- [What you need to do]: Could you extract every entry below and reproduce it exactly?

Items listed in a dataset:
§ §
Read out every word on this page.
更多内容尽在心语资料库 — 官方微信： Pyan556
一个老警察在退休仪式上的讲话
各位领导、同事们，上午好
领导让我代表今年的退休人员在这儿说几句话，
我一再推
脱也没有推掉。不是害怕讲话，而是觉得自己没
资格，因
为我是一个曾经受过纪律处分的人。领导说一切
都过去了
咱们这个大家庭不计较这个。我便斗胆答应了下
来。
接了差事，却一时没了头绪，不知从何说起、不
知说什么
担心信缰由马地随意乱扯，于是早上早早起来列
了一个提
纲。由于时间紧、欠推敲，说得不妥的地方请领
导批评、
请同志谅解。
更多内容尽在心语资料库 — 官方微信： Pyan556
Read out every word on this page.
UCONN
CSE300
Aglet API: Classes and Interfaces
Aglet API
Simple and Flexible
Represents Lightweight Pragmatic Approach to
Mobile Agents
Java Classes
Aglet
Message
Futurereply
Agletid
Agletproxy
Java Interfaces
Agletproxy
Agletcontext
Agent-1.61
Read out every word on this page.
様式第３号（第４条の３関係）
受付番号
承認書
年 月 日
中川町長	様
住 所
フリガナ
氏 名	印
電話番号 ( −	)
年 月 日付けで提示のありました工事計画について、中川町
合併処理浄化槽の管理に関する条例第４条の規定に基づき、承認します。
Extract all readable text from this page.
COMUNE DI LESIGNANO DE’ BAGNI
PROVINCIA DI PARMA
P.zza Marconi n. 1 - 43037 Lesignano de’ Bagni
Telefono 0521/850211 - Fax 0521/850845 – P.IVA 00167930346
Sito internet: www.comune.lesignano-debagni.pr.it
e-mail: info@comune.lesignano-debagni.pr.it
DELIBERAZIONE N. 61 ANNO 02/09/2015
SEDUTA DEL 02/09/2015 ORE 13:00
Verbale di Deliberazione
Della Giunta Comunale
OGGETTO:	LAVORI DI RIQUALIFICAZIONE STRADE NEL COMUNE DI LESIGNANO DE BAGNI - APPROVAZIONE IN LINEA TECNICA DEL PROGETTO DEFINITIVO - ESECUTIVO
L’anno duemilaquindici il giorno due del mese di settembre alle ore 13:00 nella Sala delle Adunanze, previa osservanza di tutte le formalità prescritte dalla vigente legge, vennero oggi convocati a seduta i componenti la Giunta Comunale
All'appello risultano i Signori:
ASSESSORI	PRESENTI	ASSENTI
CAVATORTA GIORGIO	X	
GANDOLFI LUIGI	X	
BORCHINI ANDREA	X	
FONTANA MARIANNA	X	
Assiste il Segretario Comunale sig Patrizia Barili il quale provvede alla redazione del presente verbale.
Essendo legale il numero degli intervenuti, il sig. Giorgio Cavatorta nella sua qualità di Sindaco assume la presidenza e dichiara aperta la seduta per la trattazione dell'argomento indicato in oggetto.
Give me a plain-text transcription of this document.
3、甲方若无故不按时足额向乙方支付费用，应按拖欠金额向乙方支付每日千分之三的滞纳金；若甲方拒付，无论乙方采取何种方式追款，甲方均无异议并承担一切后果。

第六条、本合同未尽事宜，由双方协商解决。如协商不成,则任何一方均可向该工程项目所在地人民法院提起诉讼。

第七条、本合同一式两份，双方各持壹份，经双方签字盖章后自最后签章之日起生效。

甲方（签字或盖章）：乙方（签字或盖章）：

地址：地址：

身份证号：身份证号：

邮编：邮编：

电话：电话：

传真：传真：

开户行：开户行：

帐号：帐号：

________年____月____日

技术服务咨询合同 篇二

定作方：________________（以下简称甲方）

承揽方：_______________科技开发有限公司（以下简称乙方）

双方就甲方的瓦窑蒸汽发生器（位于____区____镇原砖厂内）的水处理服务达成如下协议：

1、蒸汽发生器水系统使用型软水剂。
§ §
- [Complete answer]:
Read out every word on this page.
更多内容尽在心语资料库 — 官方微信： Pyan556
一个老警察在退休仪式上的讲话
各位领导、同事们，上午好
领导让我代表今年的退休人员在这儿说几句话，
我一再推
脱也没有推掉。不是害怕讲话，而是觉得自己没
资格，因
为我是一个曾经受过纪律处分的人。领导说一切
都过去了
咱们这个大家庭不计较这个。我便斗胆答应了下
来。
接了差事，却一时没了头绪，不知从何说起、不
知说什么
担心信缰由马地随意乱扯，于是早上早早起来列
了一个提
纲。由于时间紧、欠推敲，说得不妥的地方请领
导批评、
请同志谅解。
更多内容尽在心语资料库 — 官方微信： Pyan556
Read out every word on this page.
UCONN
CSE300
Aglet API: Classes and Interfaces
Aglet API
Simple and Flexible
Represents Lightweight Pragmatic Approach to
Mobile Agents
Java Classes
Aglet
Message
Futurereply
Agletid
Agletproxy
Java Interfaces
Agletproxy
Agletcontext
Agent-1.61
Read out every word on this page.
様式第３号（第４条の３関係）
受付番号
承認書
年 月 日
中川町長	様
住 所
フリガナ
氏 名	印
電話番号 ( −	)
年 月 日付けで提示のありました工事計画について、中川町
合併処理浄化槽の管理に関する条例第４条の規定に基づき、承認します。
Extract all readable text from this page.
COMUNE DI LESIGNANO DE’ BAGNI
PROVINCIA DI PARMA
P.zza Marconi n. 1 - 43037 Lesignano de’ Bagni
Telefono 0521/850211 - Fax 0521/850845 – P.IVA 00167930346
Sito internet: www.comune.lesignano-debagni.pr.it
e-mail: info@comune.lesignano-debagni.pr.it
DELIBERAZIONE N. 61 ANNO 02/09/2015
SEDUTA DEL 02/09/2015 ORE 13:00
Verbale di Deliberazione
Della Giunta Comunale
OGGETTO:	LAVORI DI RIQUALIFICAZIONE STRADE NEL COMUNE DI LESIGNANO DE BAGNI - APPROVAZIONE IN LINEA TECNICA DEL PROGETTO DEFINITIVO - ESECUTIVO
L’anno duemilaquindici il giorno due del mese di settembre alle ore 13:00 nella Sala delle Adunanze, previa osservanza di tutte le formalità prescritte dalla vigente legge, vennero oggi convocati a seduta i componenti la Giunta Comunale
All'appello risultano i Signori:
ASSESSORI	PRESENTI	ASSENTI
CAVATORTA GIORGIO	X	
GANDOLFI LUIGI	X	
BORCHINI ANDREA	X	
FONTANA MARIANNA	X	
Assiste il Segretario Comunale sig Patrizia Barili il quale provvede alla redazione del presente verbale.
Essendo legale il numero degli intervenuti, il sig. Giorgio Cavatorta nella sua qualità di Sindaco assume la presidenza e dichiara aperta la seduta per la trattazione dell'argomento indicato in oggetto.
Give me a plain-text transcription of this document.
3、甲方若无故不按时足额向乙方支付费用，应按拖欠金额向乙方支付每日千分之三的滞纳金；若甲方拒付，无论乙方采取何种方式追款，甲方均无异议并承担一切后果。

第六条、本合同未尽事宜，由双方协商解决。如协商不成,则任何一方均可向该工程项目所在地人民法院提起诉讼。

第七条、本合同一式两份，双方各持壹份，经双方签字盖章后自最后签章之日起生效。

甲方（签字或盖章）：乙方（签字或盖章）：

地址：地址：

身份证号：身份证号：

邮编：邮编：

电话：电话：

传真：传真：

开户行：开户行：

帐号：帐号：

________年____月____日

技术服务咨询合同 篇二

定作方：________________（以下简称甲方）

承揽方：_______________科技开发有限公司（以下简称乙方）

双方就甲方的瓦窑蒸汽发生器（位于____区____镇原砖厂内）的水处理服务达成如下协议：

1、蒸汽发生器水系统使用型软水剂。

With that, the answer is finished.